• **GOAL OF THE EXERCISE**:
Scan the listing below and copy every line holding "circle".

-------- PROVIDED DATA --------

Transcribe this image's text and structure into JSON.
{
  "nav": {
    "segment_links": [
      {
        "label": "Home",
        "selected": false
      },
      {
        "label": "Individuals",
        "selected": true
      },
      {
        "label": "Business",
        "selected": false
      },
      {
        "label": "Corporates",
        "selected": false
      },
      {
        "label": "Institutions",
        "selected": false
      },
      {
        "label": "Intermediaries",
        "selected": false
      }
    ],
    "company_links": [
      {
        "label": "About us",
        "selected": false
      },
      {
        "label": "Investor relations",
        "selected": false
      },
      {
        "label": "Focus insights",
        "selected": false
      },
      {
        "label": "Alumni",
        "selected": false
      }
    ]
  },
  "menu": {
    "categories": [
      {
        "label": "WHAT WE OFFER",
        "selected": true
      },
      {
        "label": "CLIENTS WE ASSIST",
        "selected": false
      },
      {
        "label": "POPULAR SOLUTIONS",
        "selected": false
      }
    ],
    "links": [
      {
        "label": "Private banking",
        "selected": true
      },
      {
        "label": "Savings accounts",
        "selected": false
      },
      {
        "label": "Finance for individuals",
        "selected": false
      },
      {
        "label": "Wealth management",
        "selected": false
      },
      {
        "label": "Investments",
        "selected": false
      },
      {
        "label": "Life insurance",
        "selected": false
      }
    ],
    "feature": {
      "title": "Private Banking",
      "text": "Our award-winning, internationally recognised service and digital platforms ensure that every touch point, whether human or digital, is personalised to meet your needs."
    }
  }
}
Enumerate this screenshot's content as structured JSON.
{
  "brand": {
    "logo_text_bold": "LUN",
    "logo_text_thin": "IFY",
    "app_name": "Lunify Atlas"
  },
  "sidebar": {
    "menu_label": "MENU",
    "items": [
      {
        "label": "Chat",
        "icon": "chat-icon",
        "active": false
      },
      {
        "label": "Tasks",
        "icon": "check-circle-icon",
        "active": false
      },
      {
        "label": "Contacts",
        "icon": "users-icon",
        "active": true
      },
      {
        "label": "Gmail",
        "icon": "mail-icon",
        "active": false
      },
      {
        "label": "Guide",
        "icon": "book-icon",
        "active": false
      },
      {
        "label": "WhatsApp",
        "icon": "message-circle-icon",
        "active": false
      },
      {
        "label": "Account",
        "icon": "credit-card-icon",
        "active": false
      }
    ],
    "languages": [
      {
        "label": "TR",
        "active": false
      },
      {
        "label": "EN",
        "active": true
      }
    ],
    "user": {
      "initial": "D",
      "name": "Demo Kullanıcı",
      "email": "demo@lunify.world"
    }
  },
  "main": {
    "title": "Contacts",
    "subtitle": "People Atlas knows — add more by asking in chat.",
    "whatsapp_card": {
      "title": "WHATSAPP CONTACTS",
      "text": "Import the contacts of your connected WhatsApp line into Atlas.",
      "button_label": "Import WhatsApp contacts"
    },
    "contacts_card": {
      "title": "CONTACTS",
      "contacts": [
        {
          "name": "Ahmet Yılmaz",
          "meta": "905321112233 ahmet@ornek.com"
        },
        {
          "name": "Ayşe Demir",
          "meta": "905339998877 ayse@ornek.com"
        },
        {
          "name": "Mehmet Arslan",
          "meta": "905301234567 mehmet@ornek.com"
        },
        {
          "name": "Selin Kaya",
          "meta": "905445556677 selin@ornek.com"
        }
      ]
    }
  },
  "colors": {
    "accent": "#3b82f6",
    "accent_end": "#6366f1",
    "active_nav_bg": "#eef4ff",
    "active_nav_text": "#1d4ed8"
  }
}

--------

• **THE RESPONSE**:
        "icon": "check-circle-icon",
        "icon": "message-circle-icon",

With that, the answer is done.